### [WHAT IS NEEDED]
If a line in the entries below includes "Microsoft", show that line.

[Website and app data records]
********
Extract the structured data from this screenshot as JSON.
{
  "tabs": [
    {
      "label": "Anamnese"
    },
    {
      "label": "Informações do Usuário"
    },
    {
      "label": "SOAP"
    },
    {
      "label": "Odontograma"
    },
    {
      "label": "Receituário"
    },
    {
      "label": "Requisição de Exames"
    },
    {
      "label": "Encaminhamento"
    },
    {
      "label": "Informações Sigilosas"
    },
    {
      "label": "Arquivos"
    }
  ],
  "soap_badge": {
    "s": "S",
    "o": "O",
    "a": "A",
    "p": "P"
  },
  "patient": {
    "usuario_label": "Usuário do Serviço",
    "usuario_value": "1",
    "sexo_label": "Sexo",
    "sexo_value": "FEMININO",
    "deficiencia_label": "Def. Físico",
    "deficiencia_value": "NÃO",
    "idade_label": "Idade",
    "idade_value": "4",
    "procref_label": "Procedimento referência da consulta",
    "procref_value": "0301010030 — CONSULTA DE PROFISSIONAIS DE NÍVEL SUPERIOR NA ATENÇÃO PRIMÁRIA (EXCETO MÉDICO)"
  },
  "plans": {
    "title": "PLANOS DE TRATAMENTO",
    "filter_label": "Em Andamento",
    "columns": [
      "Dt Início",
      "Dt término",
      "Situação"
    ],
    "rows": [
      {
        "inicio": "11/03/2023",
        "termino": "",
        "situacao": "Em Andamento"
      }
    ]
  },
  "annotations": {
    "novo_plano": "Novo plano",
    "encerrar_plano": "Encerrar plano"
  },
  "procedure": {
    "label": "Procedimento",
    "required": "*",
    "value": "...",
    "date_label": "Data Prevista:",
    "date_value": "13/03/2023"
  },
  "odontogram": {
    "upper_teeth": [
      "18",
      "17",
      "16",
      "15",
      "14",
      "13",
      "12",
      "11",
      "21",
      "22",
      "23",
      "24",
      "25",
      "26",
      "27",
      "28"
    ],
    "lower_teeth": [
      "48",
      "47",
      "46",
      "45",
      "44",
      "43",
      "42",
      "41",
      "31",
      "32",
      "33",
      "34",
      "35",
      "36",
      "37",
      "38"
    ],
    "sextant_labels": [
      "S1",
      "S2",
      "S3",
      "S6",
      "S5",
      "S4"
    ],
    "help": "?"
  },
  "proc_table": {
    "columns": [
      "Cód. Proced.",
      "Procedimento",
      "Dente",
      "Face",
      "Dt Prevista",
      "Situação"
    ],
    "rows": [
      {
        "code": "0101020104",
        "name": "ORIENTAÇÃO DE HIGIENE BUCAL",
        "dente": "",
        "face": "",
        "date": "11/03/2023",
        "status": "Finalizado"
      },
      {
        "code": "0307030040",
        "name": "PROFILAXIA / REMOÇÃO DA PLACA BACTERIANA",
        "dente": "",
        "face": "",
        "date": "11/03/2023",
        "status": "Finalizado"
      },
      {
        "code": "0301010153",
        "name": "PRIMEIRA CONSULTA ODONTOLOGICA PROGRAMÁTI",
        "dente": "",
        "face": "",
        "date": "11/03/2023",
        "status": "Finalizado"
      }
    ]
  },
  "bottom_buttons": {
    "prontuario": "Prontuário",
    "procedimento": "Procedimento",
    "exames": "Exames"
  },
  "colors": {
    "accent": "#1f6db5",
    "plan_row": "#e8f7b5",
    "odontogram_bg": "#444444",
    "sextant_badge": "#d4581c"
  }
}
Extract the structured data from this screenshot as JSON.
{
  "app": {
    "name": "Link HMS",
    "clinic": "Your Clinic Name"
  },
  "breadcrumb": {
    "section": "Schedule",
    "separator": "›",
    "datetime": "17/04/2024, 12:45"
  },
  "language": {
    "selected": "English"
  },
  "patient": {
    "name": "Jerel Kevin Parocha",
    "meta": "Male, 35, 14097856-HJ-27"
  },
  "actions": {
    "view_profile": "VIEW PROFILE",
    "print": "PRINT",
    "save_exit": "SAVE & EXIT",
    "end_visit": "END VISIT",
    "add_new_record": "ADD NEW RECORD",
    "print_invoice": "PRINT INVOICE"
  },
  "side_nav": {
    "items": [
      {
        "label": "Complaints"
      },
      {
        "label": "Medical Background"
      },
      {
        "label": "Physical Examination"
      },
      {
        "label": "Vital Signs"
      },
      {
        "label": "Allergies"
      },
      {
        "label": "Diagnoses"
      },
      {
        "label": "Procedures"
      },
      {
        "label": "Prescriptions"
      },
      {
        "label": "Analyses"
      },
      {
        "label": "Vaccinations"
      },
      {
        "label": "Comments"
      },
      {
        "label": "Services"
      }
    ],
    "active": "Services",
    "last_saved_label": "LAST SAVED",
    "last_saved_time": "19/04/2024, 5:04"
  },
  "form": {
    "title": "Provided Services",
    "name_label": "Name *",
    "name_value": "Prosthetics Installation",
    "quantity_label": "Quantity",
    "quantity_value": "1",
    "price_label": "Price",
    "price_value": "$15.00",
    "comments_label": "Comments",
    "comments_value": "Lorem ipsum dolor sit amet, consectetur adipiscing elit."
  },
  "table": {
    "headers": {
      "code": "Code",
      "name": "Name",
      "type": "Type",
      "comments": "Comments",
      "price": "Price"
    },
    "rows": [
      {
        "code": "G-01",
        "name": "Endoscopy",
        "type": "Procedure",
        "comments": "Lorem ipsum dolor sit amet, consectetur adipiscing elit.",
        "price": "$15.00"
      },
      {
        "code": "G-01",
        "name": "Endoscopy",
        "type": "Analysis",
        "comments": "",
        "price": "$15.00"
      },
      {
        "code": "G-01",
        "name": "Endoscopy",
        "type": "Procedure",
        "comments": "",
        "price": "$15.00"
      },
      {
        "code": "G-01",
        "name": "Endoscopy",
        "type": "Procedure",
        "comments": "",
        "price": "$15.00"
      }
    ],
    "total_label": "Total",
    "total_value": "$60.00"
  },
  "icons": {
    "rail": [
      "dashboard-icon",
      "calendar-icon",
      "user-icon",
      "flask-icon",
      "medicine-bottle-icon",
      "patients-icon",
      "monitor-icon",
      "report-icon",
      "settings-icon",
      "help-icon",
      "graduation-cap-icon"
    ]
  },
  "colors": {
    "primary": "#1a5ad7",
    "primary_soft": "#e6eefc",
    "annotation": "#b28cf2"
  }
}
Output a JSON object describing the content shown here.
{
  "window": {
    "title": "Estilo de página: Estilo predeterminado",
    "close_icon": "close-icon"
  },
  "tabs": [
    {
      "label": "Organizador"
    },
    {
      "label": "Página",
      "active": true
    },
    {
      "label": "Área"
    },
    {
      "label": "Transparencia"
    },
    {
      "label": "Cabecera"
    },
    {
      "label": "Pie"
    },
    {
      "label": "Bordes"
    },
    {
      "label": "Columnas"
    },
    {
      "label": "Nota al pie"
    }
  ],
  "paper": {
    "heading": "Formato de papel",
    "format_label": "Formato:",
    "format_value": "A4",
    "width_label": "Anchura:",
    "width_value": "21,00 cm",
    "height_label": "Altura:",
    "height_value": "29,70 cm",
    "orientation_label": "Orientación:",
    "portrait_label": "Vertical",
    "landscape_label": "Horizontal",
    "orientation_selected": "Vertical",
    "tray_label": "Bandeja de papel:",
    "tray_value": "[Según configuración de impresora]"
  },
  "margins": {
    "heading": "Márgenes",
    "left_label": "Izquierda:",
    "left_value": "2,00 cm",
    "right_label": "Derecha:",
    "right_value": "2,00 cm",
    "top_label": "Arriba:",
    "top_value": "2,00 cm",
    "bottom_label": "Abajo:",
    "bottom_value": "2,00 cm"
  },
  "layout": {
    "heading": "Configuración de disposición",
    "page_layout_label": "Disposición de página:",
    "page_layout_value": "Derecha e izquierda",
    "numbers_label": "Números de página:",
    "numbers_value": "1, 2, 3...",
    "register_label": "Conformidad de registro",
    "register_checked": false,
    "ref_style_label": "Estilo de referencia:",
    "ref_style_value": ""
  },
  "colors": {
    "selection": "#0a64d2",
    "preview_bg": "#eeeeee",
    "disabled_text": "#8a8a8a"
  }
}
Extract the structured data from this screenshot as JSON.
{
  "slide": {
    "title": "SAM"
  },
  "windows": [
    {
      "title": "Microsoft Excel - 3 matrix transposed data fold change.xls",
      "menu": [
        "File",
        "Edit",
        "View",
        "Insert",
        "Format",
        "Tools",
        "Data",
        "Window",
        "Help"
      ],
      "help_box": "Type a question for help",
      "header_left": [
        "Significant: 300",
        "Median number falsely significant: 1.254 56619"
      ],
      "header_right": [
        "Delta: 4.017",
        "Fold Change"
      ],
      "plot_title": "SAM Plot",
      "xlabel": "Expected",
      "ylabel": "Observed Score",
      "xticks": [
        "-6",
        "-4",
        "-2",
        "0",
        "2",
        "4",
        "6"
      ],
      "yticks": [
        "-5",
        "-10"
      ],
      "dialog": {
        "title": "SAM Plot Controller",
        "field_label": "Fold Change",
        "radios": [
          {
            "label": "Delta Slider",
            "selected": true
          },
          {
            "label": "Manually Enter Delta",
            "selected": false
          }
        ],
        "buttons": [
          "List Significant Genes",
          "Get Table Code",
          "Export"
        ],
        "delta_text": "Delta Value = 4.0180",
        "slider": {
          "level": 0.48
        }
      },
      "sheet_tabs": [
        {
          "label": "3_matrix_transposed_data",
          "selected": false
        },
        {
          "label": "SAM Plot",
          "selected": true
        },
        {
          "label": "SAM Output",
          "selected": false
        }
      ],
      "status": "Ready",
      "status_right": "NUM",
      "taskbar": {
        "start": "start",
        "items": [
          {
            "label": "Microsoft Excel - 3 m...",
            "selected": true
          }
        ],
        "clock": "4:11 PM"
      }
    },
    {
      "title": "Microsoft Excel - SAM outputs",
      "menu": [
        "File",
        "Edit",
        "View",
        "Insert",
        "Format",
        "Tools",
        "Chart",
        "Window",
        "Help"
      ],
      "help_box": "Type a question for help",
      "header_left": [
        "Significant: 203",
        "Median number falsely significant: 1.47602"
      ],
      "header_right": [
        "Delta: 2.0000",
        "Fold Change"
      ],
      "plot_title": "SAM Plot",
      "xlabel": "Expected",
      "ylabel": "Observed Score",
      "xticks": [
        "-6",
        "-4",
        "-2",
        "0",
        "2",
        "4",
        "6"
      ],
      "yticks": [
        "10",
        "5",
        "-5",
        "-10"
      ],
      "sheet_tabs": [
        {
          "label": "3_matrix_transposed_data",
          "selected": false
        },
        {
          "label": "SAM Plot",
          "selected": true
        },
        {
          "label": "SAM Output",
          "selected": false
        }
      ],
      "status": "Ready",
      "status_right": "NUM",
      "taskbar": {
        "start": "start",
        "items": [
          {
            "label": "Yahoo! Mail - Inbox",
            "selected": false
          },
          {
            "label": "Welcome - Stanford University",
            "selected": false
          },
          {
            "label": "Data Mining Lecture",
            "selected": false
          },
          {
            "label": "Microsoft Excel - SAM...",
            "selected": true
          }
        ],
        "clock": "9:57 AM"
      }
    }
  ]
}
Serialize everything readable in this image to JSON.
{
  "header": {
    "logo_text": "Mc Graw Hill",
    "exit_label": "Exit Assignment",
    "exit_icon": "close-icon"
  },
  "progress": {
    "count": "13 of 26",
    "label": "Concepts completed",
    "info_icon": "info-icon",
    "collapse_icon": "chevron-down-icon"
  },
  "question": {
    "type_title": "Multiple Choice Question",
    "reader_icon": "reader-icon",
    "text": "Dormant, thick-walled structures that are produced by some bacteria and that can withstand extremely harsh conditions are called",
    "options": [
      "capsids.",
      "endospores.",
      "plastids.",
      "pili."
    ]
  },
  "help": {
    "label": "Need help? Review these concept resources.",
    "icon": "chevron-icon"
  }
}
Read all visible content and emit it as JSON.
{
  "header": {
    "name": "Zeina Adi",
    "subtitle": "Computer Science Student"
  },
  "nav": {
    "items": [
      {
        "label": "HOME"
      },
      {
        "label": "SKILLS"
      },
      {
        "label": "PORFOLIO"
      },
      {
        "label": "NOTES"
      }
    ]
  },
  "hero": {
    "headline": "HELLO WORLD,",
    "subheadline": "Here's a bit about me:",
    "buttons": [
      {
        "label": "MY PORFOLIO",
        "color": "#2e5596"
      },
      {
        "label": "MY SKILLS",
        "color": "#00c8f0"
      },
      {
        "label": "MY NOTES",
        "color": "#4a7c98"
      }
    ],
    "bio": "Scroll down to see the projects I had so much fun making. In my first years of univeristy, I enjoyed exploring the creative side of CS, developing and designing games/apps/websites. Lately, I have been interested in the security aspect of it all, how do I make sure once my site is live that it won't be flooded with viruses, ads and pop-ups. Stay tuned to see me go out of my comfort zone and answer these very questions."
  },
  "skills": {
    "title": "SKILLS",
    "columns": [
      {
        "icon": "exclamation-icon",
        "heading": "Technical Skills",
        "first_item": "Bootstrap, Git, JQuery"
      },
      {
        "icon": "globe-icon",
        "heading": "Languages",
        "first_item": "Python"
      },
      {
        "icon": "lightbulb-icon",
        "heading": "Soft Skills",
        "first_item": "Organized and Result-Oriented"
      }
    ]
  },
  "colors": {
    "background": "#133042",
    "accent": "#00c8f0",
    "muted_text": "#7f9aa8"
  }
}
********
### [RESPONSE]
      "title": "Microsoft Excel - 3 matrix transposed data fold change.xls",
            "label": "Microsoft Excel - 3 m...",
      "title": "Microsoft Excel - SAM outputs",
            "label": "Microsoft Excel - SAM...",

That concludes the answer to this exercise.